→ WHAT IS EXPECTED
What is needed is an exact repeat of the lines from the line containing "Enumerate this screenshot's" through the final line of the entries below, and nothing else.

[begin STORED RECORDS]

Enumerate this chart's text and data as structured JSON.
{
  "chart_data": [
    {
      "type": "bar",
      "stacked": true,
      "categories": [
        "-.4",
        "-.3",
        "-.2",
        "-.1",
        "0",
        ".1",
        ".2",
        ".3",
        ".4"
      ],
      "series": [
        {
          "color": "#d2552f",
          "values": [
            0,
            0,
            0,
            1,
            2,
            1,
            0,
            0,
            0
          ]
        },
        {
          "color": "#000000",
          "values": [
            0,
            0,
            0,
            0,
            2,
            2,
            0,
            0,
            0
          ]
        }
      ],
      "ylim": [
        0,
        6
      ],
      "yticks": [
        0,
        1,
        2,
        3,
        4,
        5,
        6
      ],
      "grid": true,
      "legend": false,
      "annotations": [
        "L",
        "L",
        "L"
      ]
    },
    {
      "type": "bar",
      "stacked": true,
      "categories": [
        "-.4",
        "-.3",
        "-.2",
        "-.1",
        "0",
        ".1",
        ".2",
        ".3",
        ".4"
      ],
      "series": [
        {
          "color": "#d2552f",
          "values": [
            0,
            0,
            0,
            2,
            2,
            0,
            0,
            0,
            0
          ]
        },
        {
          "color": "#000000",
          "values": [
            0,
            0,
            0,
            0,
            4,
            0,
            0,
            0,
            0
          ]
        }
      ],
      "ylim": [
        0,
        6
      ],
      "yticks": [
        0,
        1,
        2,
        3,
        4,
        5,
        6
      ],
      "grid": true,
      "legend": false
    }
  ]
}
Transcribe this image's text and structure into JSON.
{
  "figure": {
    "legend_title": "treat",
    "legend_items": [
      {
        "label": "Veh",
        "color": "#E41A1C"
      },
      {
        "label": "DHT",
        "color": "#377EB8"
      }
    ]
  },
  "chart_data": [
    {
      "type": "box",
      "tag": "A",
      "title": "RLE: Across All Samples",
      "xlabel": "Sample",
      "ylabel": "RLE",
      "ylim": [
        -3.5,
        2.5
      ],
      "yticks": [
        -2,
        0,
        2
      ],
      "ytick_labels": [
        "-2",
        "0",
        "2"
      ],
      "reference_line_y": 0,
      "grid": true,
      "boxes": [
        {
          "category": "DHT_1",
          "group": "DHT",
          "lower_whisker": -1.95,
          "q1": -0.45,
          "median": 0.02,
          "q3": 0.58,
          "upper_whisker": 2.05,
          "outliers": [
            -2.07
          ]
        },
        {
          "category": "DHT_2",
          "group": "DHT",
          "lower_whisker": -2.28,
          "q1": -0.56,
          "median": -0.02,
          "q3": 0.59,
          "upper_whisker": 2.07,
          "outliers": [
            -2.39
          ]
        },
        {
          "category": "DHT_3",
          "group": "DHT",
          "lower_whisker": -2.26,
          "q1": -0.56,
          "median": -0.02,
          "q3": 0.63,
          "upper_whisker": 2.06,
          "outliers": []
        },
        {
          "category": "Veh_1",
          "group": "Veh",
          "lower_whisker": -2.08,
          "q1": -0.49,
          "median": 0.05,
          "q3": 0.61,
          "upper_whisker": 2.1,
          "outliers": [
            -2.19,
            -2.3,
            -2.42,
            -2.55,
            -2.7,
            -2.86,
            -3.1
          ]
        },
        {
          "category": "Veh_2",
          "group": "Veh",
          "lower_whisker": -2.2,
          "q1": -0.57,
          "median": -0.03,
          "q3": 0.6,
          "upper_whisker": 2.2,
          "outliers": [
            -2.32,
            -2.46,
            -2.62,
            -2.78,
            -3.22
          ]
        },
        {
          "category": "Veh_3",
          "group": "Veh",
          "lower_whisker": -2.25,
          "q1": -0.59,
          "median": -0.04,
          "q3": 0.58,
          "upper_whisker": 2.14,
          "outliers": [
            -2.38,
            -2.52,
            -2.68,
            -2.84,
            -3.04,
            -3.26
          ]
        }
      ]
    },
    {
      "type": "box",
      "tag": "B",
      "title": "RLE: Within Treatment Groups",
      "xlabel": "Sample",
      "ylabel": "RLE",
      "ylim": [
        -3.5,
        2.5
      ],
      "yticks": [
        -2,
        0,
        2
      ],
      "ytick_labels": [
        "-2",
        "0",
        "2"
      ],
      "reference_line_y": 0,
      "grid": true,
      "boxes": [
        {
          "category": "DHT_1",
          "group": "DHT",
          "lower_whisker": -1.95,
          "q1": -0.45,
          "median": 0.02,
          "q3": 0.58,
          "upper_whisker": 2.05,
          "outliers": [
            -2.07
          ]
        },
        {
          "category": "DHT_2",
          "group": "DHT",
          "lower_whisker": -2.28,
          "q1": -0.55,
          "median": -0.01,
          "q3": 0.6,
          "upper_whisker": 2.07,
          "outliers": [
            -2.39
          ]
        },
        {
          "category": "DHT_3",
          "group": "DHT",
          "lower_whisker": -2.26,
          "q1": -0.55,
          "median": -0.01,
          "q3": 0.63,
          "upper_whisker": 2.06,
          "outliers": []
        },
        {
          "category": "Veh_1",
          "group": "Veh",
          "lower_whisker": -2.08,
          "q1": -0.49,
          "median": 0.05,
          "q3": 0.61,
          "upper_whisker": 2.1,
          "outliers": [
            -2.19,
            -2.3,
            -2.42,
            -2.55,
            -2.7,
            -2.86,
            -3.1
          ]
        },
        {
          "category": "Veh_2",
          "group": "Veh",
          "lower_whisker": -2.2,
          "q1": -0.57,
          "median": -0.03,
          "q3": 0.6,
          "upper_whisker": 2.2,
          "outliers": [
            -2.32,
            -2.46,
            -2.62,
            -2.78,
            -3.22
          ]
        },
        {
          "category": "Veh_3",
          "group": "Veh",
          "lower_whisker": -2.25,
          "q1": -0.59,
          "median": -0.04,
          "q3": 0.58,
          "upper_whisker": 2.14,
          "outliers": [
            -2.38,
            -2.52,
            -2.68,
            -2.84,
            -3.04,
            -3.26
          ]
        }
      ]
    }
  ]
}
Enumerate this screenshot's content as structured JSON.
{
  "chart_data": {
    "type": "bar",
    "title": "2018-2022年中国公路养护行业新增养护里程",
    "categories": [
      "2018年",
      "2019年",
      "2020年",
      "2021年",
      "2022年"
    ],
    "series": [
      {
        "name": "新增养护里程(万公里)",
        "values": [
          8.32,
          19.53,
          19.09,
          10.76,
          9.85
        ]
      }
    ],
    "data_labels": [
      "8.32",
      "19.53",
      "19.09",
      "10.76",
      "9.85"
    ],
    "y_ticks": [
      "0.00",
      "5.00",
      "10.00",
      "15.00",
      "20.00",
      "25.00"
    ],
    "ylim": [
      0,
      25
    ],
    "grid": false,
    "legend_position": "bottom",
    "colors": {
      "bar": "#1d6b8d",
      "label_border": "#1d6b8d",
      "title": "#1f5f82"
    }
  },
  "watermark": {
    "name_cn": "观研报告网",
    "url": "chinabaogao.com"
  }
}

[end STORED RECORDS]

→ RESPONSE TO THIS EXERCISE
Enumerate this screenshot's content as structured JSON.
{
  "chart_data": {
    "type": "bar",
    "title": "2018-2022年中国公路养护行业新增养护里程",
    "categories": [
      "2018年",
      "2019年",
      "2020年",
      "2021年",
      "2022年"
    ],
    "series": [
      {
        "name": "新增养护里程(万公里)",
        "values": [
          8.32,
          19.53,
          19.09,
          10.76,
          9.85
        ]
      }
    ],
    "data_labels": [
      "8.32",
      "19.53",
      "19.09",
      "10.76",
      "9.85"
    ],
    "y_ticks": [
      "0.00",
      "5.00",
      "10.00",
      "15.00",
      "20.00",
      "25.00"
    ],
    "ylim": [
      0,
      25
    ],
    "grid": false,
    "legend_position": "bottom",
    "colors": {
      "bar": "#1d6b8d",
      "label_border": "#1d6b8d",
      "title": "#1f5f82"
    }
  },
  "watermark": {
    "name_cn": "观研报告网",
    "url": "chinabaogao.com"
  }
}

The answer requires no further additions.